Data entries.
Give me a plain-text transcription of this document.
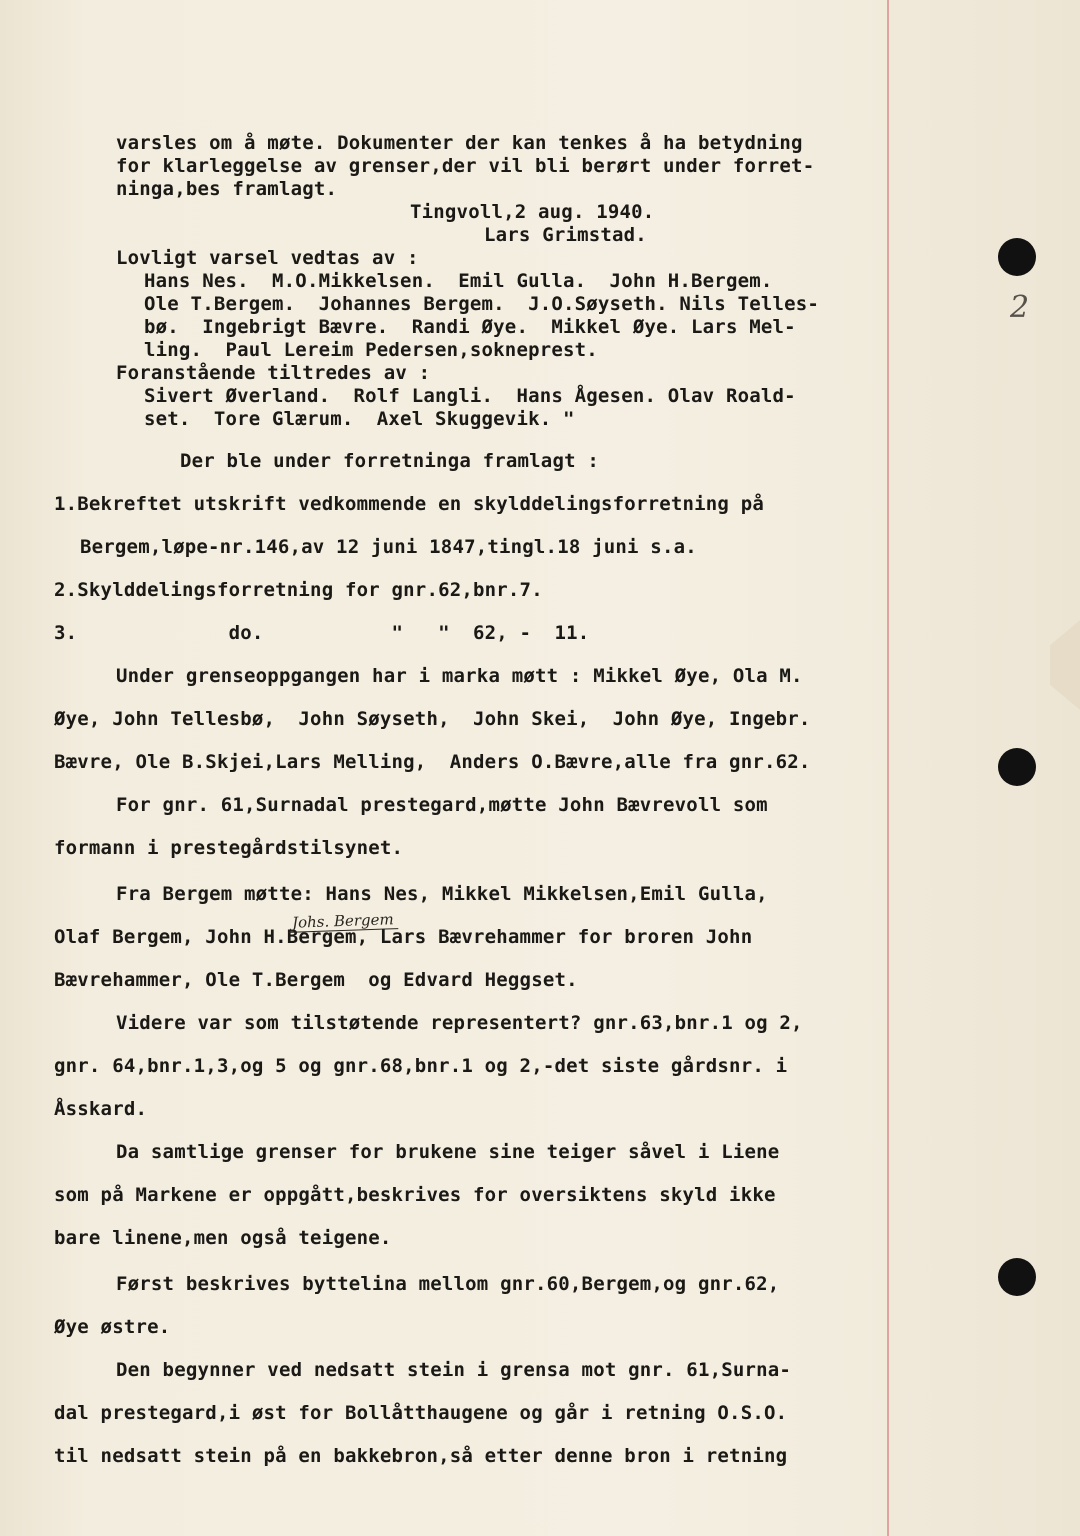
2
varsles om å møte. Dokumenter der kan tenkes å ha betydning
for klarleggelse av grenser,der vil bli berørt under forret-
ninga,bes framlagt.
Tingvoll,2 aug. 1940.
Lars Grimstad.
Lovligt varsel vedtas av :
Hans Nes.  M.O.Mikkelsen.  Emil Gulla.  John H.Bergem.
Ole T.Bergem.  Johannes Bergem.  J.O.Søyseth. Nils Telles-
bø.  Ingebrigt Bævre.  Randi Øye.  Mikkel Øye. Lars Mel-
ling.  Paul Lereim Pedersen,sokneprest.
Foranstående tiltredes av :
Sivert Øverland.  Rolf Langli.  Hans Ågesen. Olav Roald-
set.  Tore Glærum.  Axel Skuggevik. "
Der ble under forretninga framlagt :
1.Bekreftet utskrift vedkommende en skylddelingsforretning på
Bergem,løpe-nr.146,av 12 juni 1847,tingl.18 juni s.a.
2.Skylddelingsforretning for gnr.62,bnr.7.
3.             do.           "   "  62, -  11.
Under grenseoppgangen har i marka møtt : Mikkel Øye, Ola M.
Øye, John Tellesbø,  John Søyseth,  John Skei,  John Øye, Ingebr.
Bævre, Ole B.Skjei,Lars Melling,  Anders O.Bævre,alle fra gnr.62.
For gnr. 61,Surnadal prestegard,møtte John Bævrevoll som
formann i prestegårdstilsynet.
Fra Bergem møtte: Hans Nes, Mikkel Mikkelsen,Emil Gulla,
Olaf Bergem, John H.Bergem, Lars Bævrehammer for broren John
Johs. Bergem
Bævrehammer, Ole T.Bergem  og Edvard Heggset.
Videre var som tilstøtende representert? gnr.63,bnr.1 og 2,
gnr. 64,bnr.1,3,og 5 og gnr.68,bnr.1 og 2,-det siste gårdsnr. i
Åsskard.
Da samtlige grenser for brukene sine teiger såvel i Liene
som på Markene er oppgått,beskrives for oversiktens skyld ikke
bare linene,men også teigene.
Først beskrives byttelina mellom gnr.60,Bergem,og gnr.62,
Øye østre.
Den begynner ved nedsatt stein i grensa mot gnr. 61,Surna-
dal prestegard,i øst for Bollåtthaugene og går i retning O.S.O.
til nedsatt stein på en bakkebron,så etter denne bron i retning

Directions for this task. Give only the count of lines in which the string "grenser" appears.

Response to the task. 2